→ **TASK TO COMPLETE**
Rewrite all of these lines with each "classmate" changed to "peer", keep everything else the same, and leave out the pictures.

→ **SOURCE DATA**
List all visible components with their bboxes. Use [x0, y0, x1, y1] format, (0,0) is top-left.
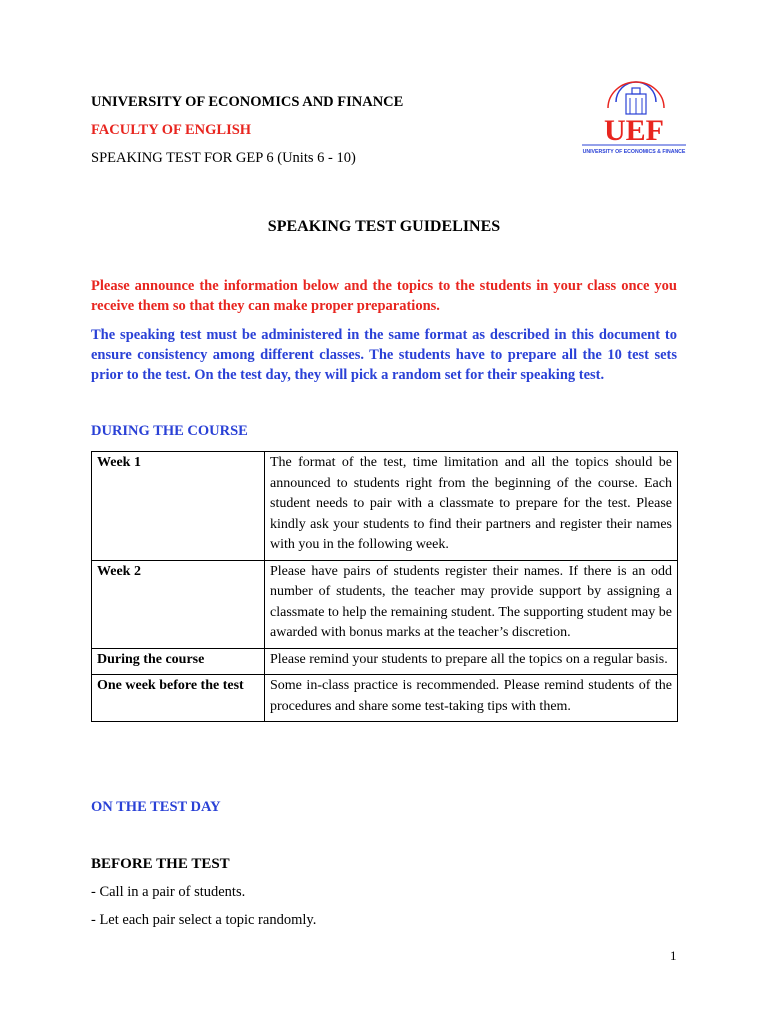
during-course-heading: DURING THE COURSE: [91, 423, 248, 439]
uef-logo-icon: [578, 78, 690, 158]
notice-paragraph: Please announce the information below and the topics to the students in your class once you receive them so that they can make proper preparations.: [91, 278, 677, 314]
row-label: During the course: [92, 648, 265, 675]
table-row: [92, 675, 678, 722]
test-day-heading: ON THE TEST DAY: [91, 799, 221, 815]
table-row: [92, 648, 678, 675]
test-name: SPEAKING TEST FOR GEP 6 (Units 6 - 10): [91, 150, 356, 166]
table-row: [92, 560, 678, 648]
list-item: - Call in a pair of students.: [91, 884, 246, 900]
row-text: Please remind your students to prepare all the topics on a regular basis.: [265, 648, 678, 675]
list-item: - Let each pair select a topic randomly.: [91, 912, 317, 928]
row-label: One week before the test: [92, 675, 265, 722]
svg-text:UNIVERSITY OF ECONOMICS & FINA: UNIVERSITY OF ECONOMICS & FINANCE: [582, 149, 686, 155]
row-label: Week 1: [92, 452, 265, 561]
row-text: The format of the test, time limitation and all the topics should be announced to students right from the beginning of the course. Each student needs to pair with a classmate to prepare for the test. Please kindly ask your students to find their partners and register their names with you in the following week.: [265, 452, 678, 561]
svg-text:UEF: UEF: [604, 114, 664, 147]
row-text: Some in-class practice is recommended. Please remind students of the procedures and share some test-taking tips with them.: [265, 675, 678, 722]
format-paragraph: The speaking test must be administered in the same format as described in this document to ensure consistency among different classes. The students have to prepare all the 10 test sets prior to the test. On the test day, they will pick a random set for their speaking test.: [91, 327, 677, 383]
table-row: [92, 452, 678, 561]
before-test-heading: BEFORE THE TEST: [91, 856, 230, 872]
row-label: Week 2: [92, 560, 265, 648]
uef-logo: [578, 78, 690, 158]
page-number: 1: [670, 948, 677, 963]
row-text: Please have pairs of students register their names. If there is an odd number of students, the teacher may provide support by assigning a classmate to help the remaining student. The supporting student may be awarded with bonus marks at the teacher’s discretion.: [265, 560, 678, 648]
faculty-name: FACULTY OF ENGLISH: [91, 122, 252, 138]
university-name: UNIVERSITY OF ECONOMICS AND FINANCE: [91, 94, 404, 110]
document-title: SPEAKING TEST GUIDELINES: [267, 218, 501, 235]
schedule-table: [91, 451, 678, 722]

→ **PROBLEM SOLUTION**
List all visible components with their bboxes. Use [x0, y0, x1, y1] format, (0,0) is top-left.
during-course-heading: DURING THE COURSE: [91, 423, 248, 439]
uef-logo-icon: [578, 78, 690, 158]
notice-paragraph: Please announce the information below and the topics to the students in your class once you receive them so that they can make proper preparations.: [91, 278, 677, 314]
row-label: During the course: [92, 648, 265, 675]
table-row: [92, 675, 678, 722]
test-day-heading: ON THE TEST DAY: [91, 799, 221, 815]
table-row: [92, 648, 678, 675]
test-name: SPEAKING TEST FOR GEP 6 (Units 6 - 10): [91, 150, 356, 166]
table-row: [92, 560, 678, 648]
list-item: - Call in a pair of students.: [91, 884, 246, 900]
row-text: Please remind your students to prepare all the topics on a regular basis.: [265, 648, 678, 675]
list-item: - Let each pair select a topic randomly.: [91, 912, 317, 928]
row-label: One week before the test: [92, 675, 265, 722]
svg-text:UNIVERSITY OF ECONOMICS & FINA: UNIVERSITY OF ECONOMICS & FINANCE: [582, 149, 686, 155]
row-label: Week 1: [92, 452, 265, 561]
row-text: The format of the test, time limitation and all the topics should be announced to students right from the beginning of the course. Each student needs to pair with a peer to prepare for the test. Please kindly ask your students to find their partners and register their names with you in the following week.: [265, 452, 678, 561]
svg-text:UEF: UEF: [604, 114, 664, 147]
row-text: Some in-class practice is recommended. Please remind students of the procedures and share some test-taking tips with them.: [265, 675, 678, 722]
format-paragraph: The speaking test must be administered in the same format as described in this document to ensure consistency among different classes. The students have to prepare all the 10 test sets prior to the test. On the test day, they will pick a random set for their speaking test.: [91, 327, 677, 383]
table-row: [92, 452, 678, 561]
before-test-heading: BEFORE THE TEST: [91, 856, 230, 872]
row-label: Week 2: [92, 560, 265, 648]
uef-logo: [578, 78, 690, 158]
page-number: 1: [670, 948, 677, 963]
row-text: Please have pairs of students register their names. If there is an odd number of students, the teacher may provide support by assigning a peer to help the remaining student. The supporting student may be awarded with bonus marks at the teacher’s discretion.: [265, 560, 678, 648]
faculty-name: FACULTY OF ENGLISH: [91, 122, 252, 138]
university-name: UNIVERSITY OF ECONOMICS AND FINANCE: [91, 94, 404, 110]
document-title: SPEAKING TEST GUIDELINES: [267, 218, 501, 235]
schedule-table: [91, 451, 678, 722]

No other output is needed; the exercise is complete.